▶ [Request]: Images must not appear in your copy; reproduce every other part of the records exactly.

▶ [Data to use]:
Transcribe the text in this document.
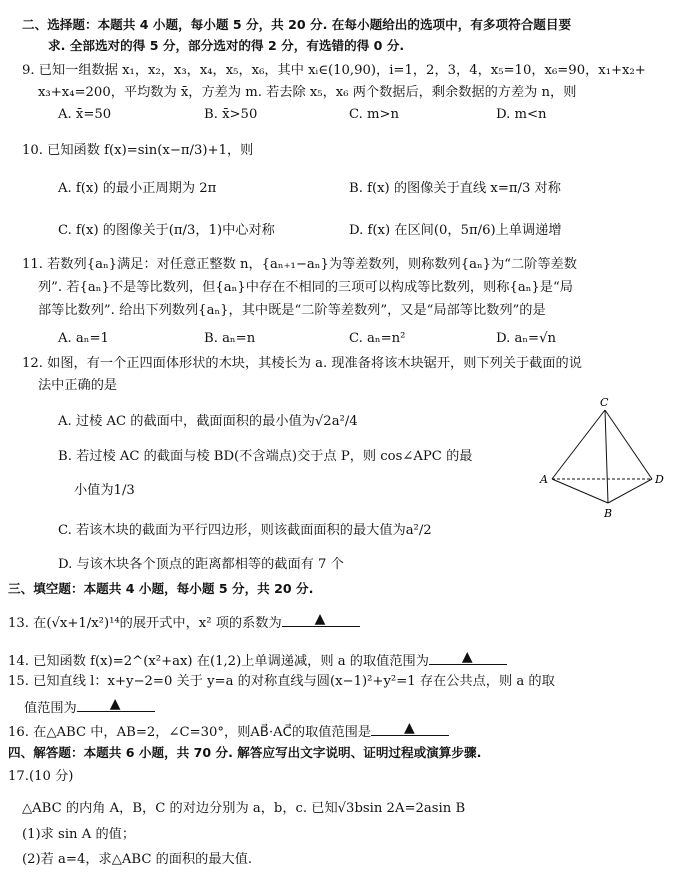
二、选择题：本题共 4 小题，每小题 5 分，共 20 分. 在每小题给出的选项中，有多项符合题目要
求. 全部选对的得 5 分，部分选对的得 2 分，有选错的得 0 分.
9. 已知一组数据 x₁，x₂，x₃，x₄，x₅，x₆，其中 xᵢ∈(10,90)，i=1，2，3，4，x₅=10，x₆=90，x₁+x₂+
x₃+x₄=200，平均数为 x̄，方差为 m. 若去除 x₅，x₆ 两个数据后，剩余数据的方差为 n，则
A. x̄=50	B. x̄>50	C. m>n	D. m<n
10. 已知函数 f(x)=sin(x−π/3)+1，则
A. f(x) 的最小正周期为 2π	B. f(x) 的图像关于直线 x=π/3 对称
C. f(x) 的图像关于(π/3，1)中心对称	D. f(x) 在区间(0，5π/6)上单调递增
11. 若数列{aₙ}满足：对任意正整数 n，{aₙ₊₁−aₙ}为等差数列，则称数列{aₙ}为“二阶等差数
列”. 若{aₙ}不是等比数列，但{aₙ}中存在不相同的三项可以构成等比数列，则称{aₙ}是“局
部等比数列”. 给出下列数列{aₙ}，其中既是“二阶等差数列”，又是“局部等比数列”的是
A. aₙ=1	B. aₙ=n	C. aₙ=n²	D. aₙ=√n
12. 如图，有一个正四面体形状的木块，其棱长为 a. 现准备将该木块锯开，则下列关于截面的说
法中正确的是
A. 过棱 AC 的截面中，截面面积的最小值为√2a²/4
B. 若过棱 AC 的截面与棱 BD(不含端点)交于点 P，则 cos∠APC 的最
小值为1/3
C. 若该木块的截面为平行四边形，则该截面面积的最大值为a²/2
D. 与该木块各个顶点的距离都相等的截面有 7 个
C
A	D
B
三、填空题：本题共 4 小题，每小题 5 分，共 20 分.
13. 在(√x+1/x²)¹⁴的展开式中，x² 项的系数为 ▲
14. 已知函数 f(x)=2^(x²+ax) 在(1,2)上单调递减，则 a 的取值范围为 ▲
15. 已知直线 l：x+y−2=0 关于 y=a 的对称直线与圆(x−1)²+y²=1 存在公共点，则 a 的取
值范围为 ▲
16. 在△ABC 中，AB=2，∠C=30°，则AB⃗·AC⃗的取值范围是 ▲
四、解答题：本题共 6 小题，共 70 分. 解答应写出文字说明、证明过程或演算步骤.
17.(10 分)
△ABC 的内角 A，B，C 的对边分别为 a，b，c. 已知√3bsin 2A=2asin B
(1)求 sin A 的值；
(2)若 a=4，求△ABC 的面积的最大值.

▶ [Correct output]:
Transcribe the text in this document.
二、选择题：本题共 4 小题，每小题 5 分，共 20 分. 在每小题给出的选项中，有多项符合题目要
求. 全部选对的得 5 分，部分选对的得 2 分，有选错的得 0 分.
9. 已知一组数据 x₁，x₂，x₃，x₄，x₅，x₆，其中 xᵢ∈(10,90)，i=1，2，3，4，x₅=10，x₆=90，x₁+x₂+
x₃+x₄=200，平均数为 x̄，方差为 m. 若去除 x₅，x₆ 两个数据后，剩余数据的方差为 n，则
A. x̄=50	B. x̄>50	C. m>n	D. m<n
10. 已知函数 f(x)=sin(x−π/3)+1，则
A. f(x) 的最小正周期为 2π	B. f(x) 的图像关于直线 x=π/3 对称
C. f(x) 的图像关于(π/3，1)中心对称	D. f(x) 在区间(0，5π/6)上单调递增
11. 若数列{aₙ}满足：对任意正整数 n，{aₙ₊₁−aₙ}为等差数列，则称数列{aₙ}为“二阶等差数
列”. 若{aₙ}不是等比数列，但{aₙ}中存在不相同的三项可以构成等比数列，则称{aₙ}是“局
部等比数列”. 给出下列数列{aₙ}，其中既是“二阶等差数列”，又是“局部等比数列”的是
A. aₙ=1	B. aₙ=n	C. aₙ=n²	D. aₙ=√n
12. 如图，有一个正四面体形状的木块，其棱长为 a. 现准备将该木块锯开，则下列关于截面的说
法中正确的是
A. 过棱 AC 的截面中，截面面积的最小值为√2a²/4
B. 若过棱 AC 的截面与棱 BD(不含端点)交于点 P，则 cos∠APC 的最
小值为1/3
C. 若该木块的截面为平行四边形，则该截面面积的最大值为a²/2
D. 与该木块各个顶点的距离都相等的截面有 7 个
C
A	D
B
三、填空题：本题共 4 小题，每小题 5 分，共 20 分.
13. 在(√x+1/x²)¹⁴的展开式中，x² 项的系数为 ▲
14. 已知函数 f(x)=2^(x²+ax) 在(1,2)上单调递减，则 a 的取值范围为 ▲
15. 已知直线 l：x+y−2=0 关于 y=a 的对称直线与圆(x−1)²+y²=1 存在公共点，则 a 的取
值范围为 ▲
16. 在△ABC 中，AB=2，∠C=30°，则AB⃗·AC⃗的取值范围是 ▲
四、解答题：本题共 6 小题，共 70 分. 解答应写出文字说明、证明过程或演算步骤.
17.(10 分)
△ABC 的内角 A，B，C 的对边分别为 a，b，c. 已知√3bsin 2A=2asin B
(1)求 sin A 的值；
(2)若 a=4，求△ABC 的面积的最大值.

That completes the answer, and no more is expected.